Entries from a dataset:
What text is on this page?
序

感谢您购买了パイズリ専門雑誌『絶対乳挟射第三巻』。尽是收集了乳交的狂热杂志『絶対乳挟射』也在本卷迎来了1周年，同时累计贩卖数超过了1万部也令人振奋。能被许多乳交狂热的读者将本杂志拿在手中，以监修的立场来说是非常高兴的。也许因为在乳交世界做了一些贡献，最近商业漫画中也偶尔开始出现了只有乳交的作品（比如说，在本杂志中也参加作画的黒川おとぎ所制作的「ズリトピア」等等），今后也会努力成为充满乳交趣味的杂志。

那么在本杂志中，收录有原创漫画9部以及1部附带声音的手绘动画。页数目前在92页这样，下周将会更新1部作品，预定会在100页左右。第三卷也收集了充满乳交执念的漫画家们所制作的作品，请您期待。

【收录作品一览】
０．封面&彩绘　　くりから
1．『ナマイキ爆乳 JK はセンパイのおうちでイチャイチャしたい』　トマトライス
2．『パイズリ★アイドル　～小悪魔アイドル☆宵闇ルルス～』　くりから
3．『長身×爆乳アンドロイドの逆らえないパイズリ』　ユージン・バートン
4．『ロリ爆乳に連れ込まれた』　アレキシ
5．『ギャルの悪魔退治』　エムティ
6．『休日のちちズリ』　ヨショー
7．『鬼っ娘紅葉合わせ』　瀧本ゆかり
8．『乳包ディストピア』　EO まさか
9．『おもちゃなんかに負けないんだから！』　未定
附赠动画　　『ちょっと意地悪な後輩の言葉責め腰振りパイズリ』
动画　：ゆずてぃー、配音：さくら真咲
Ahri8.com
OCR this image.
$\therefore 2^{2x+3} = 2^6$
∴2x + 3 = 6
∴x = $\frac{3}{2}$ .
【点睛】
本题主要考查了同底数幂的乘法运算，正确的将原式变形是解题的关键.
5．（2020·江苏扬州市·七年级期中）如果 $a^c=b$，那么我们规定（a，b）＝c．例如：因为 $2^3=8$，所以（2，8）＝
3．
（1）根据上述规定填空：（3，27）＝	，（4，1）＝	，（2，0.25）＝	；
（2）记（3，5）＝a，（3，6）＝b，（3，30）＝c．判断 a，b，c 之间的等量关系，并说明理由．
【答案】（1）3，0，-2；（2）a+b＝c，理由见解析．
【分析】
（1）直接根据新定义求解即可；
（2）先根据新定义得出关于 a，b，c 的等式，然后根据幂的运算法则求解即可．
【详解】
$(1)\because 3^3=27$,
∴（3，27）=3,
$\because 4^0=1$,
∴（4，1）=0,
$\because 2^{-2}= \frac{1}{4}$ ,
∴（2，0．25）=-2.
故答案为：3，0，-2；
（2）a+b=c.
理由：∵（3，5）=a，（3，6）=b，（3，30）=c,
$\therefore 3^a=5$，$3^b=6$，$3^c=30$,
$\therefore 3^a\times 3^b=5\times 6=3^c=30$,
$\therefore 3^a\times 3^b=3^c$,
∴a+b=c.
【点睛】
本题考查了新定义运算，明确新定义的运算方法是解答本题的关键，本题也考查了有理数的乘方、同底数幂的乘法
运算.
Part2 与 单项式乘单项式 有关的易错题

▸ **Task goal**
Copy all of the material word for word.

▸ **Worked answer**
What text is on this page?
序

感谢您购买了パイズリ専門雑誌『絶対乳挟射第三巻』。尽是收集了乳交的狂热杂志『絶対乳挟射』也在本卷迎来了1周年，同时累计贩卖数超过了1万部也令人振奋。能被许多乳交狂热的读者将本杂志拿在手中，以监修的立场来说是非常高兴的。也许因为在乳交世界做了一些贡献，最近商业漫画中也偶尔开始出现了只有乳交的作品（比如说，在本杂志中也参加作画的黒川おとぎ所制作的「ズリトピア」等等），今后也会努力成为充满乳交趣味的杂志。

那么在本杂志中，收录有原创漫画9部以及1部附带声音的手绘动画。页数目前在92页这样，下周将会更新1部作品，预定会在100页左右。第三卷也收集了充满乳交执念的漫画家们所制作的作品，请您期待。

【收录作品一览】
０．封面&彩绘　　くりから
1．『ナマイキ爆乳 JK はセンパイのおうちでイチャイチャしたい』　トマトライス
2．『パイズリ★アイドル　～小悪魔アイドル☆宵闇ルルス～』　くりから
3．『長身×爆乳アンドロイドの逆らえないパイズリ』　ユージン・バートン
4．『ロリ爆乳に連れ込まれた』　アレキシ
5．『ギャルの悪魔退治』　エムティ
6．『休日のちちズリ』　ヨショー
7．『鬼っ娘紅葉合わせ』　瀧本ゆかり
8．『乳包ディストピア』　EO まさか
9．『おもちゃなんかに負けないんだから！』　未定
附赠动画　　『ちょっと意地悪な後輩の言葉責め腰振りパイズリ』
动画　：ゆずてぃー、配音：さくら真咲
Ahri8.com
OCR this image.
$\therefore 2^{2x+3} = 2^6$
∴2x + 3 = 6
∴x = $\frac{3}{2}$ .
【点睛】
本题主要考查了同底数幂的乘法运算，正确的将原式变形是解题的关键.
5．（2020·江苏扬州市·七年级期中）如果 $a^c=b$，那么我们规定（a，b）＝c．例如：因为 $2^3=8$，所以（2，8）＝
3．
（1）根据上述规定填空：（3，27）＝	，（4，1）＝	，（2，0.25）＝	；
（2）记（3，5）＝a，（3，6）＝b，（3，30）＝c．判断 a，b，c 之间的等量关系，并说明理由．
【答案】（1）3，0，-2；（2）a+b＝c，理由见解析．
【分析】
（1）直接根据新定义求解即可；
（2）先根据新定义得出关于 a，b，c 的等式，然后根据幂的运算法则求解即可．
【详解】
$(1)\because 3^3=27$,
∴（3，27）=3,
$\because 4^0=1$,
∴（4，1）=0,
$\because 2^{-2}= \frac{1}{4}$ ,
∴（2，0．25）=-2.
故答案为：3，0，-2；
（2）a+b=c.
理由：∵（3，5）=a，（3，6）=b，（3，30）=c,
$\therefore 3^a=5$，$3^b=6$，$3^c=30$,
$\therefore 3^a\times 3^b=5\times 6=3^c=30$,
$\therefore 3^a\times 3^b=3^c$,
∴a+b=c.
【点睛】
本题考查了新定义运算，明确新定义的运算方法是解答本题的关键，本题也考查了有理数的乘方、同底数幂的乘法
运算.
Part2 与 单项式乘单项式 有关的易错题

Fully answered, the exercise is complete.